TASK DESCRIPTION:
Could you repeat, word for word, every line from the one containing "Transcribe this image's" through the final line of the records below, and nothing else?

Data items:

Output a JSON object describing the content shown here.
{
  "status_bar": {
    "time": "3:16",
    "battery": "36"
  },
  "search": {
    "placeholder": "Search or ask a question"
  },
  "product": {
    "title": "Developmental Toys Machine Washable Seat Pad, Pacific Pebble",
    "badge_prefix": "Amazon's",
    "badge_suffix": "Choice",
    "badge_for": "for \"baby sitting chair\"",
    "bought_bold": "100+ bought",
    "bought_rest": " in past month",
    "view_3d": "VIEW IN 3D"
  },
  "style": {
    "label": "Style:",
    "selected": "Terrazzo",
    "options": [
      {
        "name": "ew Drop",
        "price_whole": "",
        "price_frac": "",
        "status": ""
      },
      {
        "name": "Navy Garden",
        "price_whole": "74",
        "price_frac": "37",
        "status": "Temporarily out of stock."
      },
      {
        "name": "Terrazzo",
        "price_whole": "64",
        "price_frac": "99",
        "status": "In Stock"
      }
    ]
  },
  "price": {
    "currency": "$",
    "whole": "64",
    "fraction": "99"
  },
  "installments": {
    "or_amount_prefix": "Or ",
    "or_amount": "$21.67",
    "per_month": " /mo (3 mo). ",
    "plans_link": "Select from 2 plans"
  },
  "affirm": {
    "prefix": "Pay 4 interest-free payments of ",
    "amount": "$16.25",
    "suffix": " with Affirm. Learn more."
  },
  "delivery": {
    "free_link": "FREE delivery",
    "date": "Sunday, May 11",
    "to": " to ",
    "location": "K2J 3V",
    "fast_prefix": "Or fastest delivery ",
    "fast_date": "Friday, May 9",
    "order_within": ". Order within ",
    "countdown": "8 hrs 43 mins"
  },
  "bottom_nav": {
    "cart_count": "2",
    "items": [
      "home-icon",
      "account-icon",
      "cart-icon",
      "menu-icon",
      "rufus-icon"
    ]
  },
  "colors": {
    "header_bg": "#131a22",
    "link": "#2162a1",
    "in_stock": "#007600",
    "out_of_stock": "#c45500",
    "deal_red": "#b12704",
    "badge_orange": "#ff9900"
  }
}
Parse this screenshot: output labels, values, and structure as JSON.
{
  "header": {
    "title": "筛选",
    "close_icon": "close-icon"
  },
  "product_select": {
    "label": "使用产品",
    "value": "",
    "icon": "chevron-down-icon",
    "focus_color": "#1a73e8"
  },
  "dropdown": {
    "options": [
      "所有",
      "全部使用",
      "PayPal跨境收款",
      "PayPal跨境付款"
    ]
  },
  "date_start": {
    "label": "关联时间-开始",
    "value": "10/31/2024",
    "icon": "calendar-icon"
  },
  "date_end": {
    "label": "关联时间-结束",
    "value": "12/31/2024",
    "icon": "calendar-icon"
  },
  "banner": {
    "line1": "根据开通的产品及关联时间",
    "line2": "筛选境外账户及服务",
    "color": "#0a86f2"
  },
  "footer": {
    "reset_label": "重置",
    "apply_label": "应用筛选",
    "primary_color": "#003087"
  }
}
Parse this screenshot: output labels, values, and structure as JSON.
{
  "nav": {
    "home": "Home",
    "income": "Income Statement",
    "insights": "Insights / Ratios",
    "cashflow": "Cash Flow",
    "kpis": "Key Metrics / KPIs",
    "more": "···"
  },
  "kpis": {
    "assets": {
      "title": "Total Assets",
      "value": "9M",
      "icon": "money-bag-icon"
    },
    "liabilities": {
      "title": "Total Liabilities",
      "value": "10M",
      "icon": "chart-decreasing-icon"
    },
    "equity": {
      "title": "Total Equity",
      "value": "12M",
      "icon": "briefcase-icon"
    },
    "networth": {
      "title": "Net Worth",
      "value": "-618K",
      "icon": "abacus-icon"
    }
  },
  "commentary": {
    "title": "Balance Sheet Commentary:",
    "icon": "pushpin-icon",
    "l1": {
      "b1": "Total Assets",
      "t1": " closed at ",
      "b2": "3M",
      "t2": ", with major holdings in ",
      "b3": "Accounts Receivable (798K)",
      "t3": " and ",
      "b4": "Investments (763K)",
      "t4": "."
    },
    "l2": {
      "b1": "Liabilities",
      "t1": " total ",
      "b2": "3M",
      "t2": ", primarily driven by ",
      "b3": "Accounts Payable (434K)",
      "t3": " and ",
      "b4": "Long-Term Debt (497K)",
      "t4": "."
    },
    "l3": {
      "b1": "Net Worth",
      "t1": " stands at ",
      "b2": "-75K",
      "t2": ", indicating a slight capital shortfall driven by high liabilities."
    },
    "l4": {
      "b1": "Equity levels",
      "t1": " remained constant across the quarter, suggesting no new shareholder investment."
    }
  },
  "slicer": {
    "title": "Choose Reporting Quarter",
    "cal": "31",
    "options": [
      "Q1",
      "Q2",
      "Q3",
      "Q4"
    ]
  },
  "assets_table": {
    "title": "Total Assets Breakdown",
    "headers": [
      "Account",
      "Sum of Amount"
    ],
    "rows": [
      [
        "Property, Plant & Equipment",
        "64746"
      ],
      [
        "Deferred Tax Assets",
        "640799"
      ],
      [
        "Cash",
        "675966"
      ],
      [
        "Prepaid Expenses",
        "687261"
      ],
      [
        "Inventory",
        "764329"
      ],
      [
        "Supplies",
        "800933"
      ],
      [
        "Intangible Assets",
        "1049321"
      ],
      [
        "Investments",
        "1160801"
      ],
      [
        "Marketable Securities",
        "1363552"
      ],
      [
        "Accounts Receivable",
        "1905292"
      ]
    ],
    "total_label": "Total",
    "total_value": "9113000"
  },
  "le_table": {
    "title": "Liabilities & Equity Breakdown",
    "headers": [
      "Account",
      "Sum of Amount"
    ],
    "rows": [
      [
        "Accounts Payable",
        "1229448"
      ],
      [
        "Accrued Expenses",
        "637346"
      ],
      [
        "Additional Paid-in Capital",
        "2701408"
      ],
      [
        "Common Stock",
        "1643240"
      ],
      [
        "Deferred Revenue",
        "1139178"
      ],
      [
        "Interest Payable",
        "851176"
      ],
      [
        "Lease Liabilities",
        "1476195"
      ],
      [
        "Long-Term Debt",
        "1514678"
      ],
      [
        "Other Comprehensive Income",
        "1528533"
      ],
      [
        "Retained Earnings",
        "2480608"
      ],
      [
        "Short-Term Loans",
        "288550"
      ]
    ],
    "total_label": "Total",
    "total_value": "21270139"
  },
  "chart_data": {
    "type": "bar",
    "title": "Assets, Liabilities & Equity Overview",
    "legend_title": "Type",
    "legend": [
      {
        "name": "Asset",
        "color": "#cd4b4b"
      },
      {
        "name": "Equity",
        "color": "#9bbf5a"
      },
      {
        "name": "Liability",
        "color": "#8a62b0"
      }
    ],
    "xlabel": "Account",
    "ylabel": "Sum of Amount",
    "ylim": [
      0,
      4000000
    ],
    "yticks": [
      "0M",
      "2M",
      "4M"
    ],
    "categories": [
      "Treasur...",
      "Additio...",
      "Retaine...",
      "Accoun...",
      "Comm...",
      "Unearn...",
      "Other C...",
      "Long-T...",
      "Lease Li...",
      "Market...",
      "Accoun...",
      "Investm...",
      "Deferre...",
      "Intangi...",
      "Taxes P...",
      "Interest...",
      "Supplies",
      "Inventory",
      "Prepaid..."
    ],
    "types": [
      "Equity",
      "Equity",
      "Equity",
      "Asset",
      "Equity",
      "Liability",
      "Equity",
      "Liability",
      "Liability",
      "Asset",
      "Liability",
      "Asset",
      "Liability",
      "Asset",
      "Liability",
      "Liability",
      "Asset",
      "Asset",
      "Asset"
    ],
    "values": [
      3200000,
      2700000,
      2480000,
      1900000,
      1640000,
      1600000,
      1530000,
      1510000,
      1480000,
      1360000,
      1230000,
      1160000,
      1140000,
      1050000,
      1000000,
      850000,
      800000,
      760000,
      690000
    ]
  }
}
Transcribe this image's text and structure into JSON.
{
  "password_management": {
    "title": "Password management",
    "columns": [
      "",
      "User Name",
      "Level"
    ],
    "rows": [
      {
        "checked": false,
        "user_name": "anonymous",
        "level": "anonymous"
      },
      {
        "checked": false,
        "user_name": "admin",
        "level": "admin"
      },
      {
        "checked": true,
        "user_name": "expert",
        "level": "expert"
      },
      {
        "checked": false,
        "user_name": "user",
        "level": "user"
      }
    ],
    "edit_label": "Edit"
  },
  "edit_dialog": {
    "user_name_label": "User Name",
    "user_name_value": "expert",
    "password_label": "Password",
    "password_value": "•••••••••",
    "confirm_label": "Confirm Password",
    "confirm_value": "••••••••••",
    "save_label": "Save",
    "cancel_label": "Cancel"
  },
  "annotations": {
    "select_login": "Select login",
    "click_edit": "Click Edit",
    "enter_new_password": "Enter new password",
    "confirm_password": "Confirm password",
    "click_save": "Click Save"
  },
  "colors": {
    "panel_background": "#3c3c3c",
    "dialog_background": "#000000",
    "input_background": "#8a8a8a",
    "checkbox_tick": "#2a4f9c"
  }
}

ANSWER TO THE TASK:
Transcribe this image's text and structure into JSON.
{
  "password_management": {
    "title": "Password management",
    "columns": [
      "",
      "User Name",
      "Level"
    ],
    "rows": [
      {
        "checked": false,
        "user_name": "anonymous",
        "level": "anonymous"
      },
      {
        "checked": false,
        "user_name": "admin",
        "level": "admin"
      },
      {
        "checked": true,
        "user_name": "expert",
        "level": "expert"
      },
      {
        "checked": false,
        "user_name": "user",
        "level": "user"
      }
    ],
    "edit_label": "Edit"
  },
  "edit_dialog": {
    "user_name_label": "User Name",
    "user_name_value": "expert",
    "password_label": "Password",
    "password_value": "•••••••••",
    "confirm_label": "Confirm Password",
    "confirm_value": "••••••••••",
    "save_label": "Save",
    "cancel_label": "Cancel"
  },
  "annotations": {
    "select_login": "Select login",
    "click_edit": "Click Edit",
    "enter_new_password": "Enter new password",
    "confirm_password": "Confirm password",
    "click_save": "Click Save"
  },
  "colors": {
    "panel_background": "#3c3c3c",
    "dialog_background": "#000000",
    "input_background": "#8a8a8a",
    "checkbox_tick": "#2a4f9c"
  }
}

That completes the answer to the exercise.